TASK INSTRUCTIONS ::
Please rewrite the listing below as a JSON list of strings, one string per line, leaving out any blank lines.

MATERIAL FOR THIS EXERCISE ::
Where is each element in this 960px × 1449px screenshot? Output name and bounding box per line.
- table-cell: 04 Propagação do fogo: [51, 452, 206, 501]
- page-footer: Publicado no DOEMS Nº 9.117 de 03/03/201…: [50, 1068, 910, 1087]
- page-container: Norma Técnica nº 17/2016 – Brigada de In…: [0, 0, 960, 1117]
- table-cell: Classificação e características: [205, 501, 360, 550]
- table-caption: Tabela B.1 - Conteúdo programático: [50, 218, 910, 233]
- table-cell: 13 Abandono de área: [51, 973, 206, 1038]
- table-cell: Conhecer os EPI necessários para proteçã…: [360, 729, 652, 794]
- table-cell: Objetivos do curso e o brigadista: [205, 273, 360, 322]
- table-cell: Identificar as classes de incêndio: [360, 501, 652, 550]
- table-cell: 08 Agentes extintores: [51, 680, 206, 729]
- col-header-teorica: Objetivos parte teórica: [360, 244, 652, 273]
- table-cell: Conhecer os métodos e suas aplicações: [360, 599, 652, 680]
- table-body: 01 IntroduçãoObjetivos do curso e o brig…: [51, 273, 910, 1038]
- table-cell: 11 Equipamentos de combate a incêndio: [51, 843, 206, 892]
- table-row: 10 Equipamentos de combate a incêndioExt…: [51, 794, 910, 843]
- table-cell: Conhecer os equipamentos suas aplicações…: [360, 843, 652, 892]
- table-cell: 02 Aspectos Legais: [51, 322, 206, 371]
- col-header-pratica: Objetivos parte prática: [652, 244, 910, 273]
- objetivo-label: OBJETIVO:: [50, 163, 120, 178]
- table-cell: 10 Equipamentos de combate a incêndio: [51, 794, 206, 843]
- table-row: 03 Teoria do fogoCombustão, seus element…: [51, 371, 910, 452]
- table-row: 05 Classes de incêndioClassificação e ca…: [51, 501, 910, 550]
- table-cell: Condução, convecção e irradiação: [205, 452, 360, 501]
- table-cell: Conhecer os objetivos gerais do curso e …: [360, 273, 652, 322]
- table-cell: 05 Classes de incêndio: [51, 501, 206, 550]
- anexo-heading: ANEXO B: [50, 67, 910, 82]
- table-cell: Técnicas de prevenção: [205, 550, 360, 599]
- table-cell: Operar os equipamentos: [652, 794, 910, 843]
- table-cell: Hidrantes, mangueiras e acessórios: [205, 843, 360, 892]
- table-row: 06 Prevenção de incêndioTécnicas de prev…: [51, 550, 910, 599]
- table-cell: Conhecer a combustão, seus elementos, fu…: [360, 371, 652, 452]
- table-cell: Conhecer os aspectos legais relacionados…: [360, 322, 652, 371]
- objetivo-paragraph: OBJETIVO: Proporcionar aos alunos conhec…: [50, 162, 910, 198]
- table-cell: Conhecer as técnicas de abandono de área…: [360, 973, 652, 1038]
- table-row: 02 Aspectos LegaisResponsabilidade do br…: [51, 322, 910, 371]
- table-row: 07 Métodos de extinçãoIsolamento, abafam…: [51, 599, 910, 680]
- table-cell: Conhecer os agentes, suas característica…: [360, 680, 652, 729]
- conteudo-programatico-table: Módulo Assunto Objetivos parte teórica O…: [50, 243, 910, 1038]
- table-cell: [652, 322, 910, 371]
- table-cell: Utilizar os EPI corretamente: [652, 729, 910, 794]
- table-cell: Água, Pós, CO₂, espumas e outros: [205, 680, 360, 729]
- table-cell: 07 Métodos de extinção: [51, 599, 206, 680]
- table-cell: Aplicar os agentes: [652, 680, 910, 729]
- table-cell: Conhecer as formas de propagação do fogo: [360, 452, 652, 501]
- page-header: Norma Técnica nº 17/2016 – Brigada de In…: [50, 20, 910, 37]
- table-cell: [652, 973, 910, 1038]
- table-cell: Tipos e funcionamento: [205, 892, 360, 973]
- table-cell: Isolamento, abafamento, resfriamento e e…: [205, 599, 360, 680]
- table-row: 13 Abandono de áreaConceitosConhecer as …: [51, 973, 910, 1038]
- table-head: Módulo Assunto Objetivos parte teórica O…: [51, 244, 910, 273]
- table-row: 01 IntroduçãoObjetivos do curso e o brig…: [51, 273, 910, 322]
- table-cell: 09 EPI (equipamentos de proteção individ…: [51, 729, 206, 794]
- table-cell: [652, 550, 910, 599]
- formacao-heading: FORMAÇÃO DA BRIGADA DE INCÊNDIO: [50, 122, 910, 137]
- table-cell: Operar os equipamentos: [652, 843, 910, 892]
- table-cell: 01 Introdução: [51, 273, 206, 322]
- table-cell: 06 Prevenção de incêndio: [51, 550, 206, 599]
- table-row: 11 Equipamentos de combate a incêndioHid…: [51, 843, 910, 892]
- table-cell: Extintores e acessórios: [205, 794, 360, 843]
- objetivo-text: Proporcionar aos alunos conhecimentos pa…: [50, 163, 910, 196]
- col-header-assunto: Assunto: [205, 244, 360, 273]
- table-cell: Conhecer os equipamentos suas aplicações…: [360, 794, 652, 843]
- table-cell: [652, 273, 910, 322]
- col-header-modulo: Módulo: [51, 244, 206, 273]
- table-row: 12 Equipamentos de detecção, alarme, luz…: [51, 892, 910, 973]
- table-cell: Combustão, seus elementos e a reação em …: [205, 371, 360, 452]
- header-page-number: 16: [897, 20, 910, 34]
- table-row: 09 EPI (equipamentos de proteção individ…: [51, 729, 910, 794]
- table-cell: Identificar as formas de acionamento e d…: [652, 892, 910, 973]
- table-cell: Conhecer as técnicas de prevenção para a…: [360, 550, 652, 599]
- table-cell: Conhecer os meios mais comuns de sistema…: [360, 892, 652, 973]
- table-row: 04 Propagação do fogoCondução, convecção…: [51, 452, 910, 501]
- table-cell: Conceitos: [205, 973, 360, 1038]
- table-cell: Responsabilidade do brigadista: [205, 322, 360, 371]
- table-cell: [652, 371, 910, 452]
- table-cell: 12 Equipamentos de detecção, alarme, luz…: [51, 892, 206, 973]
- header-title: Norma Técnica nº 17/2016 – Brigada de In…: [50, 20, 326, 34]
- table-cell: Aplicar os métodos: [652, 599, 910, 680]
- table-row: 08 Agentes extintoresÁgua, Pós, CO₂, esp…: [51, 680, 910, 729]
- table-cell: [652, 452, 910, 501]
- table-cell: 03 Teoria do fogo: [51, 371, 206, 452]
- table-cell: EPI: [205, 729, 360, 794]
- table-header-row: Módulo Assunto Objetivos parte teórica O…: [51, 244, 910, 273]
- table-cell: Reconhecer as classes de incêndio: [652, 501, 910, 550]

EXPECTED ANSWER ::
[
  "Where is each element in this 960px × 1449px screenshot? Output name and bounding box per line.",
  "- table-cell: 04 Propagação do fogo: [51, 452, 206, 501]",
  "- page-footer: Publicado no DOEMS Nº 9.117 de 03/03/201…: [50, 1068, 910, 1087]",
  "- page-container: Norma Técnica nº 17/2016 – Brigada de In…: [0, 0, 960, 1117]",
  "- table-cell: Classificação e características: [205, 501, 360, 550]",
  "- table-caption: Tabela B.1 - Conteúdo programático: [50, 218, 910, 233]",
  "- table-cell: 13 Abandono de área: [51, 973, 206, 1038]",
  "- table-cell: Conhecer os EPI necessários para proteçã…: [360, 729, 652, 794]",
  "- table-cell: Objetivos do curso e o brigadista: [205, 273, 360, 322]",
  "- table-cell: Identificar as classes de incêndio: [360, 501, 652, 550]",
  "- table-cell: 08 Agentes extintores: [51, 680, 206, 729]",
  "- col-header-teorica: Objetivos parte teórica: [360, 244, 652, 273]",
  "- table-cell: Conhecer os métodos e suas aplicações: [360, 599, 652, 680]",
  "- table-body: 01 IntroduçãoObjetivos do curso e o brig…: [51, 273, 910, 1038]",
  "- table-cell: 11 Equipamentos de combate a incêndio: [51, 843, 206, 892]",
  "- table-row: 10 Equipamentos de combate a incêndioExt…: [51, 794, 910, 843]",
  "- table-cell: Conhecer os equipamentos suas aplicações…: [360, 843, 652, 892]",
  "- table-cell: 02 Aspectos Legais: [51, 322, 206, 371]",
  "- col-header-pratica: Objetivos parte prática: [652, 244, 910, 273]",
  "- objetivo-label: OBJETIVO:: [50, 163, 120, 178]",
  "- table-cell: 10 Equipamentos de combate a incêndio: [51, 794, 206, 843]",
  "- table-row: 03 Teoria do fogoCombustão, seus element…: [51, 371, 910, 452]",
  "- table-row: 05 Classes de incêndioClassificação e ca…: [51, 501, 910, 550]",
  "- table-cell: Condução, convecção e irradiação: [205, 452, 360, 501]",
  "- table-cell: Conhecer os objetivos gerais do curso e …: [360, 273, 652, 322]",
  "- table-cell: 05 Classes de incêndio: [51, 501, 206, 550]",
  "- anexo-heading: ANEXO B: [50, 67, 910, 82]",
  "- table-cell: Técnicas de prevenção: [205, 550, 360, 599]",
  "- table-cell: Operar os equipamentos: [652, 794, 910, 843]",
  "- table-cell: Hidrantes, mangueiras e acessórios: [205, 843, 360, 892]",
  "- table-row: 06 Prevenção de incêndioTécnicas de prev…: [51, 550, 910, 599]",
  "- table-cell: Conhecer a combustão, seus elementos, fu…: [360, 371, 652, 452]",
  "- table-cell: Conhecer os aspectos legais relacionados…: [360, 322, 652, 371]",
  "- objetivo-paragraph: OBJETIVO: Proporcionar aos alunos conhec…: [50, 162, 910, 198]",
  "- table-cell: Conhecer as técnicas de abandono de área…: [360, 973, 652, 1038]",
  "- table-row: 02 Aspectos LegaisResponsabilidade do br…: [51, 322, 910, 371]",
  "- table-row: 07 Métodos de extinçãoIsolamento, abafam…: [51, 599, 910, 680]",
  "- table-cell: Conhecer os agentes, suas característica…: [360, 680, 652, 729]",
  "- conteudo-programatico-table: Módulo Assunto Objetivos parte teórica O…: [50, 243, 910, 1038]",
  "- table-cell: [652, 322, 910, 371]",
  "- table-cell: Utilizar os EPI corretamente: [652, 729, 910, 794]",
  "- table-cell: Água, Pós, CO₂, espumas e outros: [205, 680, 360, 729]",
  "- table-cell: 07 Métodos de extinção: [51, 599, 206, 680]",
  "- table-cell: Aplicar os agentes: [652, 680, 910, 729]",
  "- table-cell: Conhecer as formas de propagação do fogo: [360, 452, 652, 501]",
  "- page-header: Norma Técnica nº 17/2016 – Brigada de In…: [50, 20, 910, 37]",
  "- table-cell: [652, 973, 910, 1038]",
  "- table-cell: Tipos e funcionamento: [205, 892, 360, 973]",
  "- table-cell: Isolamento, abafamento, resfriamento e e…: [205, 599, 360, 680]",
  "- table-row: 13 Abandono de áreaConceitosConhecer as …: [51, 973, 910, 1038]",
  "- table-head: Módulo Assunto Objetivos parte teórica O…: [51, 244, 910, 273]",
  "- table-row: 01 IntroduçãoObjetivos do curso e o brig…: [51, 273, 910, 322]",
  "- table-cell: 09 EPI (equipamentos de proteção individ…: [51, 729, 206, 794]",
  "- table-cell: [652, 550, 910, 599]",
  "- formacao-heading: FORMAÇÃO DA BRIGADA DE INCÊNDIO: [50, 122, 910, 137]",
  "- table-cell: Operar os equipamentos: [652, 843, 910, 892]",
  "- table-cell: 01 Introdução: [51, 273, 206, 322]",
  "- table-cell: 06 Prevenção de incêndio: [51, 550, 206, 599]",
  "- table-row: 11 Equipamentos de combate a incêndioHid…: [51, 843, 910, 892]",
  "- table-cell: Extintores e acessórios: [205, 794, 360, 843]",
  "- objetivo-text: Proporcionar aos alunos conhecimentos pa…: [50, 163, 910, 196]",
  "- col-header-assunto: Assunto: [205, 244, 360, 273]",
  "- table-cell: Conhecer os equipamentos suas aplicações…: [360, 794, 652, 843]",
  "- table-cell: [652, 273, 910, 322]",
  "- col-header-modulo: Módulo: [51, 244, 206, 273]",
  "- table-row: 12 Equipamentos de detecção, alarme, luz…: [51, 892, 910, 973]",
  "- table-cell: Combustão, seus elementos e a reação em …: [205, 371, 360, 452]",
  "- header-page-number: 16: [897, 20, 910, 34]",
  "- table-row: 09 EPI (equipamentos de proteção individ…: [51, 729, 910, 794]",
  "- table-cell: Identificar as formas de acionamento e d…: [652, 892, 910, 973]",
  "- table-cell: Conhecer as técnicas de prevenção para a…: [360, 550, 652, 599]",
  "- table-cell: Conhecer os meios mais comuns de sistema…: [360, 892, 652, 973]",
  "- table-row: 04 Propagação do fogoCondução, convecção…: [51, 452, 910, 501]",
  "- table-cell: Conceitos: [205, 973, 360, 1038]",
  "- table-cell: Responsabilidade do brigadista: [205, 322, 360, 371]",
  "- table-cell: [652, 371, 910, 452]",
  "- table-cell: 12 Equipamentos de detecção, alarme, luz…: [51, 892, 206, 973]",
  "- header-title: Norma Técnica nº 17/2016 – Brigada de In…: [50, 20, 326, 34]",
  "- table-cell: Aplicar os métodos: [652, 599, 910, 680]",
  "- table-row: 08 Agentes extintoresÁgua, Pós, CO₂, esp…: [51, 680, 910, 729]",
  "- table-cell: [652, 452, 910, 501]",
  "- table-cell: 03 Teoria do fogo: [51, 371, 206, 452]",
  "- table-cell: EPI: [205, 729, 360, 794]",
  "- table-header-row: Módulo Assunto Objetivos parte teórica O…: [51, 244, 910, 273]",
  "- table-cell: Reconhecer as classes de incêndio: [652, 501, 910, 550]"
]